- TASK INPUT -

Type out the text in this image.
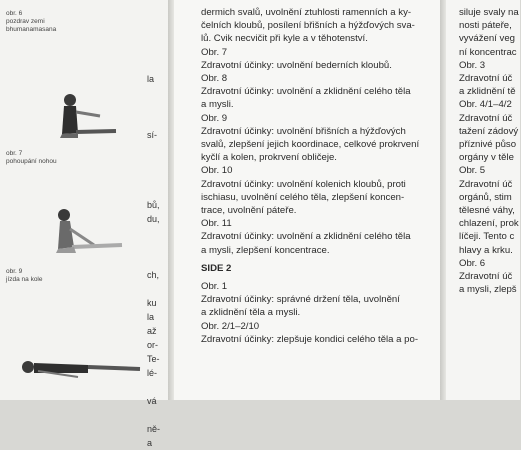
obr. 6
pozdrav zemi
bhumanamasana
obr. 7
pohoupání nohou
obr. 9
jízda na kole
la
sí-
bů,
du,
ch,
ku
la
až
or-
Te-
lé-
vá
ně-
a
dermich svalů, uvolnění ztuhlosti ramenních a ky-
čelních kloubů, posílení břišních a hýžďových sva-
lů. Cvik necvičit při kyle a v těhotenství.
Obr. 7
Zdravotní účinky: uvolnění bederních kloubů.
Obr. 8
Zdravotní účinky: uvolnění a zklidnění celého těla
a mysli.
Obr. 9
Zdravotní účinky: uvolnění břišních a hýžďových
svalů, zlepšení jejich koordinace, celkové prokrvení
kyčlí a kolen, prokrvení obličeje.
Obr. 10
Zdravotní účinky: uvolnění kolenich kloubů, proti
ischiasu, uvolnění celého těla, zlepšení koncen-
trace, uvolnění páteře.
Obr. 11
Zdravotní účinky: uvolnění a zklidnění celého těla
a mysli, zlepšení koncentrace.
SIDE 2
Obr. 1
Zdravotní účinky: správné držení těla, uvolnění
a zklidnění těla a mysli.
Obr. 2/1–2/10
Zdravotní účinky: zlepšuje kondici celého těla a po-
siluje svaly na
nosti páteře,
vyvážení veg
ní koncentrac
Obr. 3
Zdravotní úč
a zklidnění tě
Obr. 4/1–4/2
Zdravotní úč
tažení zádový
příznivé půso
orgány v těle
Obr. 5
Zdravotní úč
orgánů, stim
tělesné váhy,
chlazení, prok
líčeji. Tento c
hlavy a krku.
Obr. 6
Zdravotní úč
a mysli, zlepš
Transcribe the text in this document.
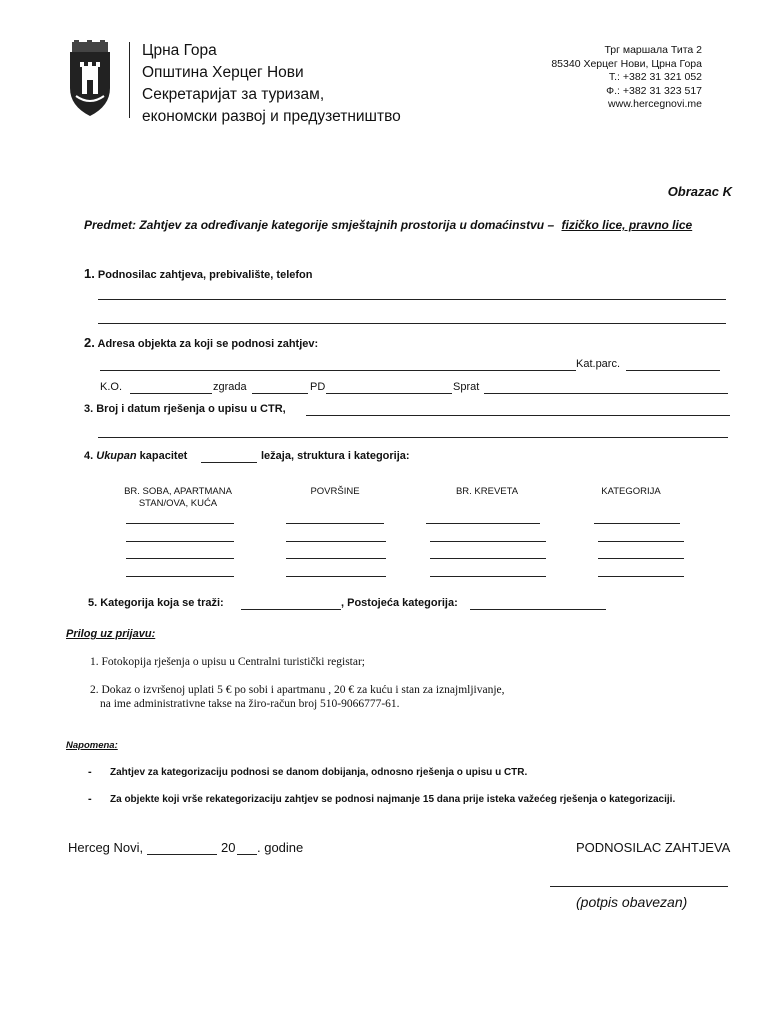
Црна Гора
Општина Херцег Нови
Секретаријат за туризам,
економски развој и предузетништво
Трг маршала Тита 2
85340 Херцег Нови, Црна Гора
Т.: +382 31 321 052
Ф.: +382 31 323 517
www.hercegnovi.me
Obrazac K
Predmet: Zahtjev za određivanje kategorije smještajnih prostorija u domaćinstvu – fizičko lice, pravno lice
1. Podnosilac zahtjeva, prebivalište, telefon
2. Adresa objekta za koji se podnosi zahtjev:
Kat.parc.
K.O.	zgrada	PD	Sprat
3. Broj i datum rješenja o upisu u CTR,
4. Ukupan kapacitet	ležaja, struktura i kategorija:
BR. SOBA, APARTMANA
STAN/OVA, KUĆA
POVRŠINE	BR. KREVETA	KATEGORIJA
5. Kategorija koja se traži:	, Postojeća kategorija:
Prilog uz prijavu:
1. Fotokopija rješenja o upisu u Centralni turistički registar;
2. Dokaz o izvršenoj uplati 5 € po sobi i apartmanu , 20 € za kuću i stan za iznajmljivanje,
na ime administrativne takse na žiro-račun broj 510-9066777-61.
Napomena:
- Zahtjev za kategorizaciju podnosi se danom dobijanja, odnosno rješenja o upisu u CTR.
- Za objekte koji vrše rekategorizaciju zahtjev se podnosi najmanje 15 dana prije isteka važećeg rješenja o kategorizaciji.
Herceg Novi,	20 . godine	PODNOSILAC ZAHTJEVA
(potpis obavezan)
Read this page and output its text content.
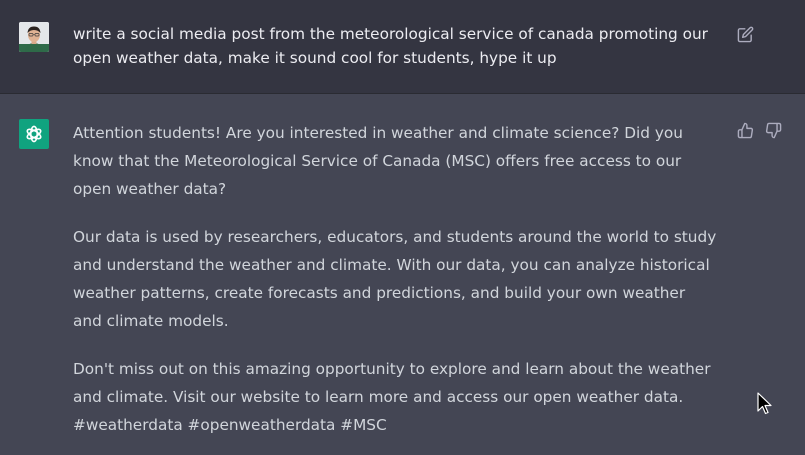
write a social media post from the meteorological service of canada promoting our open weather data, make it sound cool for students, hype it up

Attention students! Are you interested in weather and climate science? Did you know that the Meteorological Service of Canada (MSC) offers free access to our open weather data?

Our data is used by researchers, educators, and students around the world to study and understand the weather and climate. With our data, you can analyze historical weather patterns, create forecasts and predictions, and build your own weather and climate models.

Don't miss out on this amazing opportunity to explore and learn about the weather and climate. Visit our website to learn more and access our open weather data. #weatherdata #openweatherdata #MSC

---

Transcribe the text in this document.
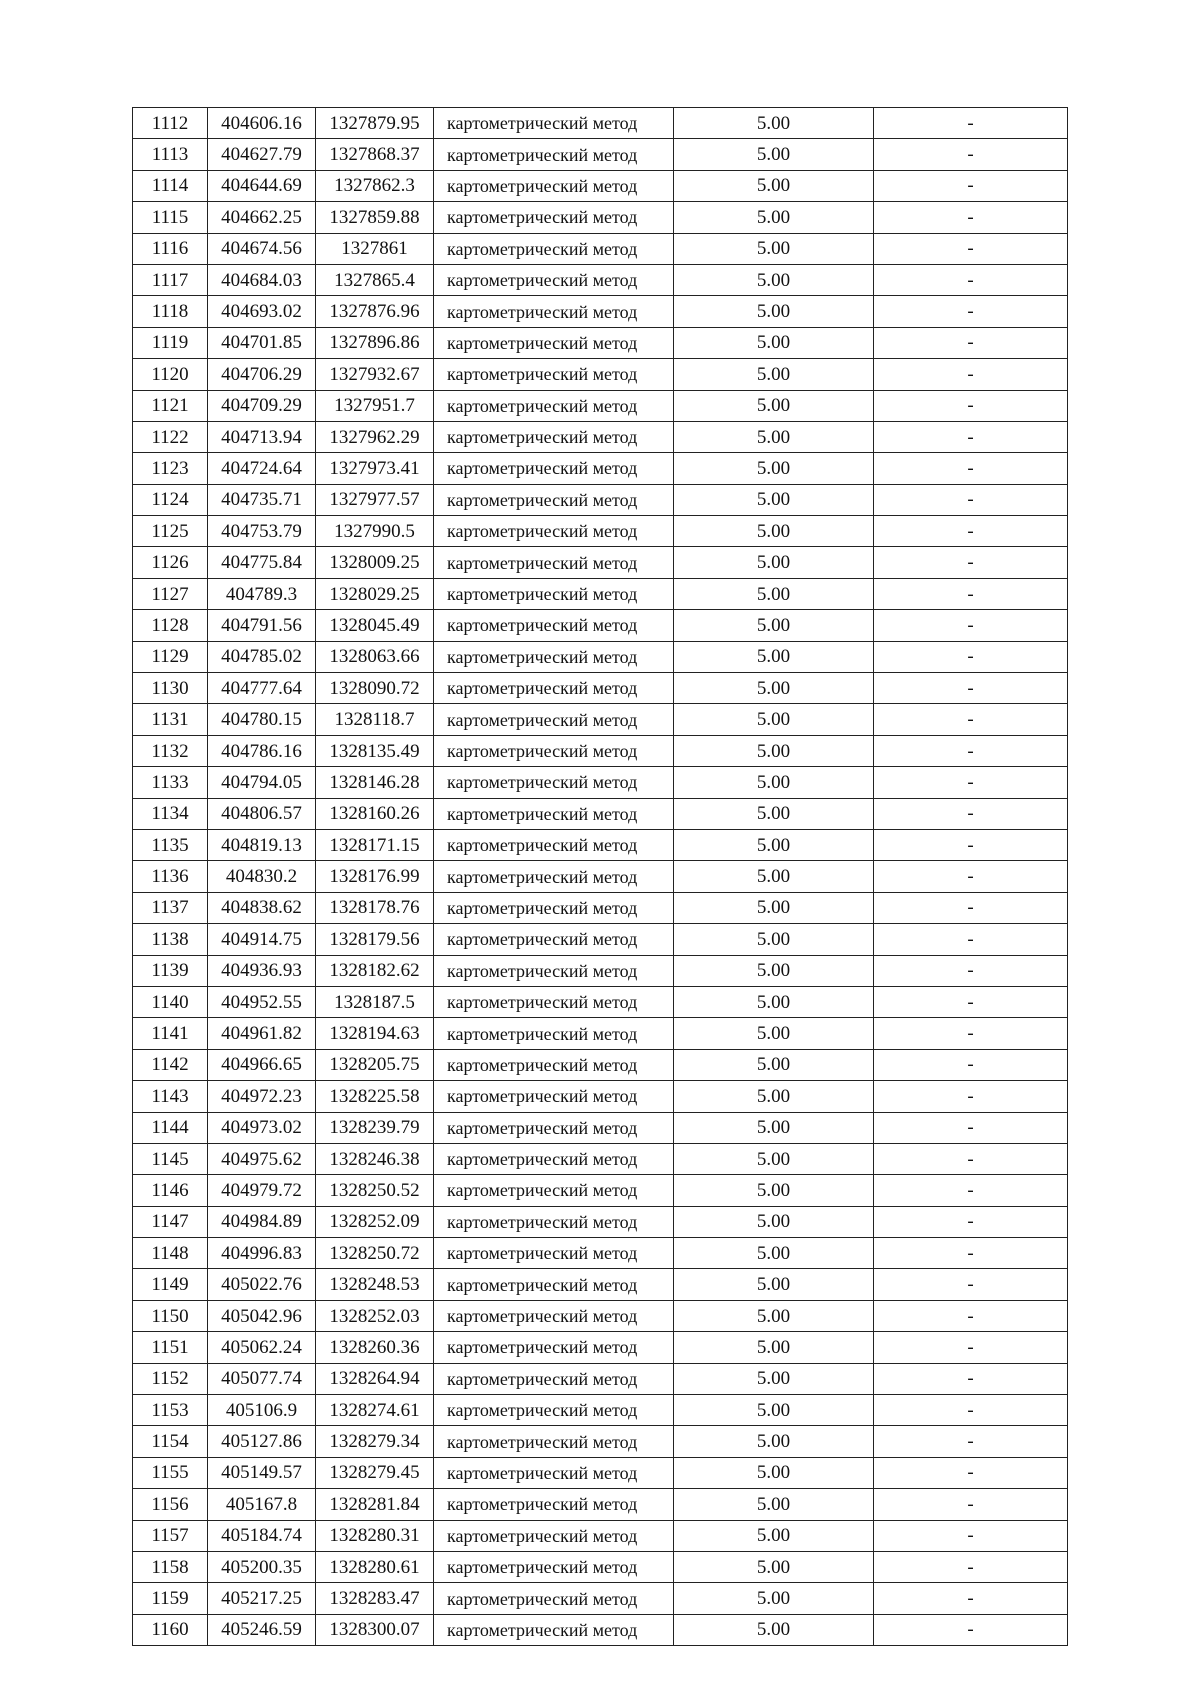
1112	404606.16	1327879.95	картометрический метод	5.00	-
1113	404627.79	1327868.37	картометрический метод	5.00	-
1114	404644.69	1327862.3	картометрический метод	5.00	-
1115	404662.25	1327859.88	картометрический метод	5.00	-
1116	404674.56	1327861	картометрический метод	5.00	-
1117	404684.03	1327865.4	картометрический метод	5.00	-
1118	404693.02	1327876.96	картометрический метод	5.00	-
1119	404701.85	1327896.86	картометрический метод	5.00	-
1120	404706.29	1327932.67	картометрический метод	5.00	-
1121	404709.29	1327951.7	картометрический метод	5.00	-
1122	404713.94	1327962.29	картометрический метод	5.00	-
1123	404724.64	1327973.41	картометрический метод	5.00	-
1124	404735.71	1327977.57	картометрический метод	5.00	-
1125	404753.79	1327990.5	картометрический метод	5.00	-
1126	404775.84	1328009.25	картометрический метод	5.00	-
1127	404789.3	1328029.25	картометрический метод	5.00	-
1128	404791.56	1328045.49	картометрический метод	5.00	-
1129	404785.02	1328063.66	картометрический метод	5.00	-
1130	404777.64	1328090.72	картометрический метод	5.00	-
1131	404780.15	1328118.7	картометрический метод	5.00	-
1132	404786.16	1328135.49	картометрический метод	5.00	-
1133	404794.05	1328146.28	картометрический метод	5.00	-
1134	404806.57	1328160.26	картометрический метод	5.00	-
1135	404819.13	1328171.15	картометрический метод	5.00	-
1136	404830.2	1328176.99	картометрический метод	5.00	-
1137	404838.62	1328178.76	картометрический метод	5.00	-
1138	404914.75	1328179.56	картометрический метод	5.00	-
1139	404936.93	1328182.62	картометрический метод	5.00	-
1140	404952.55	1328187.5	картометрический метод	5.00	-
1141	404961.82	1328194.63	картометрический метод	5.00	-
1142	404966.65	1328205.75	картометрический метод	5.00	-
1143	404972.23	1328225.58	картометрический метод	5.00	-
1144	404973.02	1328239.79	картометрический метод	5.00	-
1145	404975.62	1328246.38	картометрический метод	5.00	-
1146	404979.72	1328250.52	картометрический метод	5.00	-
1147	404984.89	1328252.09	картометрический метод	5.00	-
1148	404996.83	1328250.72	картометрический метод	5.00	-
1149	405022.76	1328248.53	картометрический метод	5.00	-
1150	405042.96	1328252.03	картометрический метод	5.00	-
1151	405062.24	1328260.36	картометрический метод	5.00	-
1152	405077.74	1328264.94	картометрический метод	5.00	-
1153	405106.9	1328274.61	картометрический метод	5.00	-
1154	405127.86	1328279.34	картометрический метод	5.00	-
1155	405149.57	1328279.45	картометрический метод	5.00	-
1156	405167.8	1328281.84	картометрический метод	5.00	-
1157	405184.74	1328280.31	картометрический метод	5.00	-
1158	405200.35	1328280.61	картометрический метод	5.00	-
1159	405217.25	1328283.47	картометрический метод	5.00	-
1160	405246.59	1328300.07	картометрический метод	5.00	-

...

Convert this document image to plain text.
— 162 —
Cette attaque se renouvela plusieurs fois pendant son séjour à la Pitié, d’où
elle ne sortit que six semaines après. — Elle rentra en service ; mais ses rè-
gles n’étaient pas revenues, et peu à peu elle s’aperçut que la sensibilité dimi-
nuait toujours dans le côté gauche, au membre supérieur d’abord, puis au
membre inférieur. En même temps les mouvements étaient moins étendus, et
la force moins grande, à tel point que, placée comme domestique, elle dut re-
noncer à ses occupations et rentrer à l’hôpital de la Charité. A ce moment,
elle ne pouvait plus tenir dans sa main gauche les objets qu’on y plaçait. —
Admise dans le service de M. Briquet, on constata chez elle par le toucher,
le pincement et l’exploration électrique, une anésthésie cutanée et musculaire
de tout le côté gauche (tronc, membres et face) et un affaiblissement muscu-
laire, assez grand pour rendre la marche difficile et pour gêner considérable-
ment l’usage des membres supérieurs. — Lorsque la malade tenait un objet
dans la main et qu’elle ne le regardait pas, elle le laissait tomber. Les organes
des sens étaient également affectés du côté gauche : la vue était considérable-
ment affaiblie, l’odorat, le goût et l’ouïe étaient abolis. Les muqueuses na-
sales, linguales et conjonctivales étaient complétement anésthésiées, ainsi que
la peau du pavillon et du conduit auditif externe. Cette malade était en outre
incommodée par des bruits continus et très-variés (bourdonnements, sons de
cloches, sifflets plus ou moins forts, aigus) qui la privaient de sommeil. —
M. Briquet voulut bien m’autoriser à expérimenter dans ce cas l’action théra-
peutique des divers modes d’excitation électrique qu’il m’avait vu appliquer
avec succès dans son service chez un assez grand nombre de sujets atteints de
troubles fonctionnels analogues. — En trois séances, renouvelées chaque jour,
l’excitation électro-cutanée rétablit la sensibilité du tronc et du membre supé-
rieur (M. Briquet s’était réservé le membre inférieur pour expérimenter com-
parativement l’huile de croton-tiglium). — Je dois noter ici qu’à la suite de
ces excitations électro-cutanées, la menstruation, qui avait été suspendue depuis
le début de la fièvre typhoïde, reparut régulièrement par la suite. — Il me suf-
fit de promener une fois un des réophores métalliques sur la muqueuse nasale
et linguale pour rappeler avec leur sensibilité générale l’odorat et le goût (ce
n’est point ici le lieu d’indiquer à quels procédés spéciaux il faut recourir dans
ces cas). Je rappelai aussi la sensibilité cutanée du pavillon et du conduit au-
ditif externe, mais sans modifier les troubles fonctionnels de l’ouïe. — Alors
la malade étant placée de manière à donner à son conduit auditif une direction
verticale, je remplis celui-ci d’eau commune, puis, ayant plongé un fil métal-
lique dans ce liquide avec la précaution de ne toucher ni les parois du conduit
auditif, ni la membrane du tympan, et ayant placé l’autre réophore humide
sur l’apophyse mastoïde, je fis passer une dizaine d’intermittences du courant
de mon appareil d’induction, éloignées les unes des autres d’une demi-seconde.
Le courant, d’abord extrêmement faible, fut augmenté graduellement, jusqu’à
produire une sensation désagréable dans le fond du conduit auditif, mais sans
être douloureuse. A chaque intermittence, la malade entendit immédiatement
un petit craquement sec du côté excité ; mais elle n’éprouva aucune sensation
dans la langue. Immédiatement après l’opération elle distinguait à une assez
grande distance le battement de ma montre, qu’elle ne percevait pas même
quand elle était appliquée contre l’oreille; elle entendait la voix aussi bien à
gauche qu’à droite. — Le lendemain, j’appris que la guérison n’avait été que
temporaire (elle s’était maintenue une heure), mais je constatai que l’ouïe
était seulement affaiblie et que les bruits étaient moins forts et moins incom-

- REQUIRED TASK -
Filter the data, keeping only the lines that contain "chez".

- FINISHED EXERCISE -
Admise dans le service de M. Briquet, on constata chez elle par le toucher,
avec succès dans son service chez un assez grand nombre de sujets atteints de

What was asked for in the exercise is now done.